EXERCISE BRIEF =>
Go through the entries below and pick out every line with "Pixel".

══ MATERIAL PROVIDED

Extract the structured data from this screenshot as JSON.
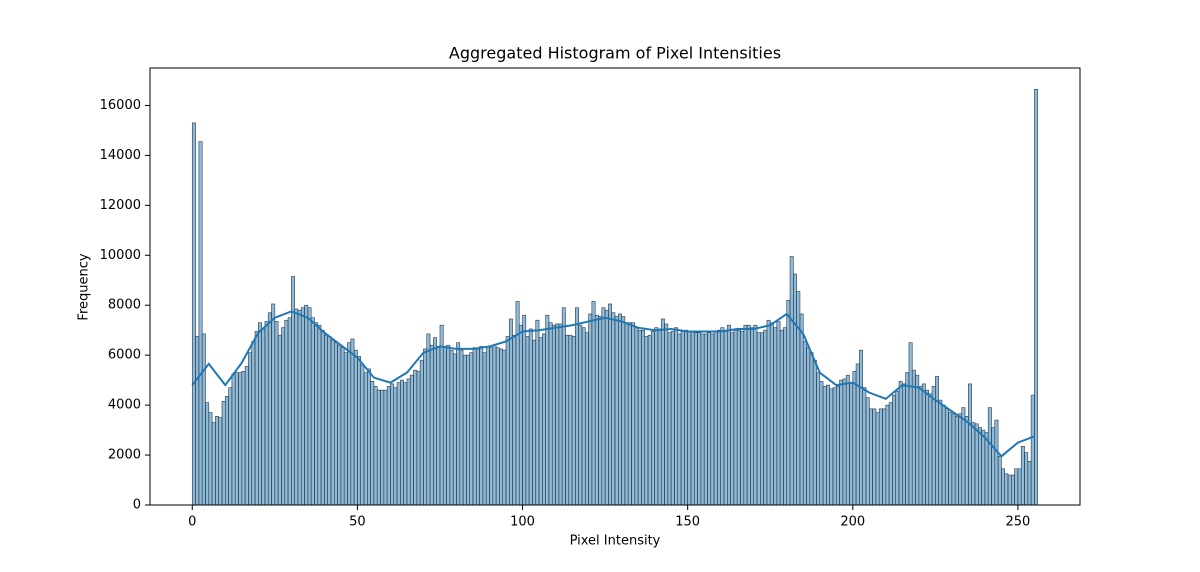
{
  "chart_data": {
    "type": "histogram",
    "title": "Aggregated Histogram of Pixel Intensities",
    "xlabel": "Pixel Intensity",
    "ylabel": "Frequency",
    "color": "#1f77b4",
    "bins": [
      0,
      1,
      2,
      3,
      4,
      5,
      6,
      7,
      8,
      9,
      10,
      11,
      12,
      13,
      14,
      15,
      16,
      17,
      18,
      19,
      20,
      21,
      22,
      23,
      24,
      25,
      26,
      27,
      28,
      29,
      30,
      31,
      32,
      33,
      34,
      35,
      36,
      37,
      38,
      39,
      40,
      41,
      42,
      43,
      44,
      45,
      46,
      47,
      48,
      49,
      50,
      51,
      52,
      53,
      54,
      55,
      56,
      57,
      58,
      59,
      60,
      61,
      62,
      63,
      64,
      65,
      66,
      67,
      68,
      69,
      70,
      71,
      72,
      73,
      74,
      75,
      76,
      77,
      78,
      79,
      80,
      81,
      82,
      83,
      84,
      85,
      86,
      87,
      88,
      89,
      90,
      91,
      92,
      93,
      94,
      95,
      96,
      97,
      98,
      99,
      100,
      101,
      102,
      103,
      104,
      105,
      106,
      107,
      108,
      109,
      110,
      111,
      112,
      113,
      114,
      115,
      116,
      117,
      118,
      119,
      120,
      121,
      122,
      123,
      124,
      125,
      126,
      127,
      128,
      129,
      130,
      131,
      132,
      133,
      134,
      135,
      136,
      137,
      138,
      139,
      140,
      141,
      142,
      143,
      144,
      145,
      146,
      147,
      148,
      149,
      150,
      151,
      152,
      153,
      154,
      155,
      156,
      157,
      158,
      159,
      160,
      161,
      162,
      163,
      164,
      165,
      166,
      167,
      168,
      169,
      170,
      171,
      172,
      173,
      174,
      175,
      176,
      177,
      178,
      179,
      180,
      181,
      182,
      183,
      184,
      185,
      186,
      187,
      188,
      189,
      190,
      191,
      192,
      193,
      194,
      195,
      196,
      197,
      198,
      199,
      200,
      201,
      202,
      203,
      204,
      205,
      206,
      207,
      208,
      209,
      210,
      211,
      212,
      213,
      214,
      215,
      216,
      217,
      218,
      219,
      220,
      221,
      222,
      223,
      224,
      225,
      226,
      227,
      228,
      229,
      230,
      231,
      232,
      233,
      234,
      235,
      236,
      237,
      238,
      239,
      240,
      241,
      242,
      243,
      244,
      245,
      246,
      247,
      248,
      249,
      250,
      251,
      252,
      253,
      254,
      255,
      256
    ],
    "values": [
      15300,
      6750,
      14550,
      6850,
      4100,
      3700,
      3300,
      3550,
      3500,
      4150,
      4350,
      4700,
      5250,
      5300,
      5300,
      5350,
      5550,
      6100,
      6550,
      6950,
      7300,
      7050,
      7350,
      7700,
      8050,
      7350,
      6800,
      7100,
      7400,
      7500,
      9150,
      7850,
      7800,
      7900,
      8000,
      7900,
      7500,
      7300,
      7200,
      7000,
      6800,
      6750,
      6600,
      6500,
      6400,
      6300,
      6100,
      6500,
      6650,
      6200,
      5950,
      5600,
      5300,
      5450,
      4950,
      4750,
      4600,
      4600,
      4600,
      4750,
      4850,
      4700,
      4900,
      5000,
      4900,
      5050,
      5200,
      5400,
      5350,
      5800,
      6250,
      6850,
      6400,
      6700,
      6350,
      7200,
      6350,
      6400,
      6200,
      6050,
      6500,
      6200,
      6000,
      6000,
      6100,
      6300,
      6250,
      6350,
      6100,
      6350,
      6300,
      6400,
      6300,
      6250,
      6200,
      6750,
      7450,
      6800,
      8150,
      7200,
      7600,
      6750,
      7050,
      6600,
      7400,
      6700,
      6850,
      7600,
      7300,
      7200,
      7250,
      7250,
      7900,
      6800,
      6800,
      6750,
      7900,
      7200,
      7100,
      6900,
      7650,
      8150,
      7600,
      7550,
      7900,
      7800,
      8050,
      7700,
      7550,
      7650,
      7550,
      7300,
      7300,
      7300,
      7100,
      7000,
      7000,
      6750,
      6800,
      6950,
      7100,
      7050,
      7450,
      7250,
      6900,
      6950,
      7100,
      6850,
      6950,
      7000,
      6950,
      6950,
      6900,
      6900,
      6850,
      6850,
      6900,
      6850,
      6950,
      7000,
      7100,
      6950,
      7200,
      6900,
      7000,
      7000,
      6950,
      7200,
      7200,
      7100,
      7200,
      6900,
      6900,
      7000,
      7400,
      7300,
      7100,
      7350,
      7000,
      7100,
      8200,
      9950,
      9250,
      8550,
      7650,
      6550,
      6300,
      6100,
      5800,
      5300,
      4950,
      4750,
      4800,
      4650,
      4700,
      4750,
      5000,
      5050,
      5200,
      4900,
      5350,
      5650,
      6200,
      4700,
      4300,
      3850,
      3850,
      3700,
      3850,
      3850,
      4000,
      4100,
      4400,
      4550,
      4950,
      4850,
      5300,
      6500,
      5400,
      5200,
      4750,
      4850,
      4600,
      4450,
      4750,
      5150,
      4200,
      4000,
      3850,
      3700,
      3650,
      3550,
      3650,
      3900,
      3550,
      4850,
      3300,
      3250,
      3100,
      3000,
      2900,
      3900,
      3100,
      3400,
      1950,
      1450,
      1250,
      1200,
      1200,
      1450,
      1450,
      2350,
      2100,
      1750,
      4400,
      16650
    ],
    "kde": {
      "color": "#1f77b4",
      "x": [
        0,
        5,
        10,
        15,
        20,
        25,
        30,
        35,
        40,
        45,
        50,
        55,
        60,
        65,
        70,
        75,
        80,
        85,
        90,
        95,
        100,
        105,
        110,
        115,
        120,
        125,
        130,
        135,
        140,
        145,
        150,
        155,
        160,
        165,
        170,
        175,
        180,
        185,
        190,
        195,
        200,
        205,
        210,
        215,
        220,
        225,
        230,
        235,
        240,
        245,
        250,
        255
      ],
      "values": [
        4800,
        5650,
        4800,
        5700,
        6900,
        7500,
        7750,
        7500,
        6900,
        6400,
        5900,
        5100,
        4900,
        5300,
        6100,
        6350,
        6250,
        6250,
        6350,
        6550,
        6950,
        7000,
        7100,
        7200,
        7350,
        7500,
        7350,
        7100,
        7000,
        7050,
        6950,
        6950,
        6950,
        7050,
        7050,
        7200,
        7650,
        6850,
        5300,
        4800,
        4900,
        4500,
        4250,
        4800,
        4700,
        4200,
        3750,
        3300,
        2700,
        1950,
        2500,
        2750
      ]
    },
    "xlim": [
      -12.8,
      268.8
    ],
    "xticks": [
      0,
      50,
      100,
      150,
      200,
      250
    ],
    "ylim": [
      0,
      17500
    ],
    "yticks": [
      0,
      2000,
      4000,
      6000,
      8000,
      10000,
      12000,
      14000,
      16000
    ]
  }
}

════
══ MATERIAL PROVIDED

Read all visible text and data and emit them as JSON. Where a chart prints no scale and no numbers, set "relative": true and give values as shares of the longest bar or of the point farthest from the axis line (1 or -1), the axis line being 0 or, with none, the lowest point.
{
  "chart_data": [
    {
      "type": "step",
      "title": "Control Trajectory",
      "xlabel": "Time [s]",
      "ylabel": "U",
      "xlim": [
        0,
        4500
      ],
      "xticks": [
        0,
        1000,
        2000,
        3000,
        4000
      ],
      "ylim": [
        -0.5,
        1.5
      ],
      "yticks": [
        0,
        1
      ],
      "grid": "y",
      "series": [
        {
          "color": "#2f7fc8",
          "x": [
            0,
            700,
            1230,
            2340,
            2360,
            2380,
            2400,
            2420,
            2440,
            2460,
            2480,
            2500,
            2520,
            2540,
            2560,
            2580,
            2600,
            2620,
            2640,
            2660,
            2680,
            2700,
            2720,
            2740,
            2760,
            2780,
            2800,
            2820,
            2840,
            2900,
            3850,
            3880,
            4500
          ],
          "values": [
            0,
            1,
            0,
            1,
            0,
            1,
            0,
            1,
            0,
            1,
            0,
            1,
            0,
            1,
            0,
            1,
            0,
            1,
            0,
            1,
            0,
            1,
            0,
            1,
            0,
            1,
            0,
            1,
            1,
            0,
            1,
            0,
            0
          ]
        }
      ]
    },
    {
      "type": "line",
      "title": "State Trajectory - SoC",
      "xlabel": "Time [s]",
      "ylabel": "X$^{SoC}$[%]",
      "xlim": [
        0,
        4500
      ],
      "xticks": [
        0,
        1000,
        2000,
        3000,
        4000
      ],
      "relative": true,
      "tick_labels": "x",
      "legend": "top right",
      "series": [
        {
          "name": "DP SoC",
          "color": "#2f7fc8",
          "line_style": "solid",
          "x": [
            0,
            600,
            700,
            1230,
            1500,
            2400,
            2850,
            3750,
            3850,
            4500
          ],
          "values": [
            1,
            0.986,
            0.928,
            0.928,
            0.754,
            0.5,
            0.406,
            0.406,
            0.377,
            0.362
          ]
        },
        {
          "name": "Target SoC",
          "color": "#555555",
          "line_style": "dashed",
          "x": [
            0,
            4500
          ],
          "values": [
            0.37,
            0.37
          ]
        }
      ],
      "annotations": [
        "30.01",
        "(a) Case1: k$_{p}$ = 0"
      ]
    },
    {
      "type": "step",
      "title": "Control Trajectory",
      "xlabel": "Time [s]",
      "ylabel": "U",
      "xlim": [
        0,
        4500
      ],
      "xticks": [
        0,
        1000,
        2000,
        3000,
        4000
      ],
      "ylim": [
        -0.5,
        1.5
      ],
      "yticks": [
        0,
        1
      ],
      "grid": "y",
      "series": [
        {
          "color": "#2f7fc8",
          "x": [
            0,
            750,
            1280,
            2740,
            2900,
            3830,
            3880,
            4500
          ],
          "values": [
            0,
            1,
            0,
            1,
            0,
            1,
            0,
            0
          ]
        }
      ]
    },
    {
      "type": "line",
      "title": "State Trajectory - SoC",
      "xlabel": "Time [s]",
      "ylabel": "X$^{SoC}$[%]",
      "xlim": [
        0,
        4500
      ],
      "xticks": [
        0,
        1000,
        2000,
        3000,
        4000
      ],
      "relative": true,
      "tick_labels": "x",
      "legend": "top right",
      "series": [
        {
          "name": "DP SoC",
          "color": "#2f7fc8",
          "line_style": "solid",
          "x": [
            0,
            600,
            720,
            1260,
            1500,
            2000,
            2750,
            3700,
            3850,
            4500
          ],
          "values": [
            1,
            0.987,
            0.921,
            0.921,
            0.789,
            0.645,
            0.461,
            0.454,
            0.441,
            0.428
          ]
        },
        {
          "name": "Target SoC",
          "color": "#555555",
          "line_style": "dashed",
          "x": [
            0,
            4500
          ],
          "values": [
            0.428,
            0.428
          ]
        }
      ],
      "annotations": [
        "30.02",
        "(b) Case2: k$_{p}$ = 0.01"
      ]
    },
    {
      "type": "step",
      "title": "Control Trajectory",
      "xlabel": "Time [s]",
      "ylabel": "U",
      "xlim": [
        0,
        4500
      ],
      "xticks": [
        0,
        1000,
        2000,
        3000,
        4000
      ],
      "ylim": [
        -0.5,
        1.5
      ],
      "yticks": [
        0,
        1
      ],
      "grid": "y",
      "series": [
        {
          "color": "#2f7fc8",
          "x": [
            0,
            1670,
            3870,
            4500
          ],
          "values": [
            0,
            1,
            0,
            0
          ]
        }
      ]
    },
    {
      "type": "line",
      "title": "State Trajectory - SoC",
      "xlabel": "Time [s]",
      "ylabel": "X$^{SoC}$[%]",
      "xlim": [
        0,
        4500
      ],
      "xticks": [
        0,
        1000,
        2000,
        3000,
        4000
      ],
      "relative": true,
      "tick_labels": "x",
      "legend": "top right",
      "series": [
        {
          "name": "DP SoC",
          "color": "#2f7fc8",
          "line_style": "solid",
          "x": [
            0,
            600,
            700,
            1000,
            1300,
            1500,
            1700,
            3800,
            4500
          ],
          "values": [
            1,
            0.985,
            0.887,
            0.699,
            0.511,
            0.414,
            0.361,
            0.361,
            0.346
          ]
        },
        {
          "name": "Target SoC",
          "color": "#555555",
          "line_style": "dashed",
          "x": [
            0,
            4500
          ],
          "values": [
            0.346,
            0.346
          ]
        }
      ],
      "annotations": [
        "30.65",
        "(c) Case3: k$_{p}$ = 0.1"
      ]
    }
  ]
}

════

WRITTEN RESPONSE =>
    "title": "Aggregated Histogram of Pixel Intensities",
    "xlabel": "Pixel Intensity",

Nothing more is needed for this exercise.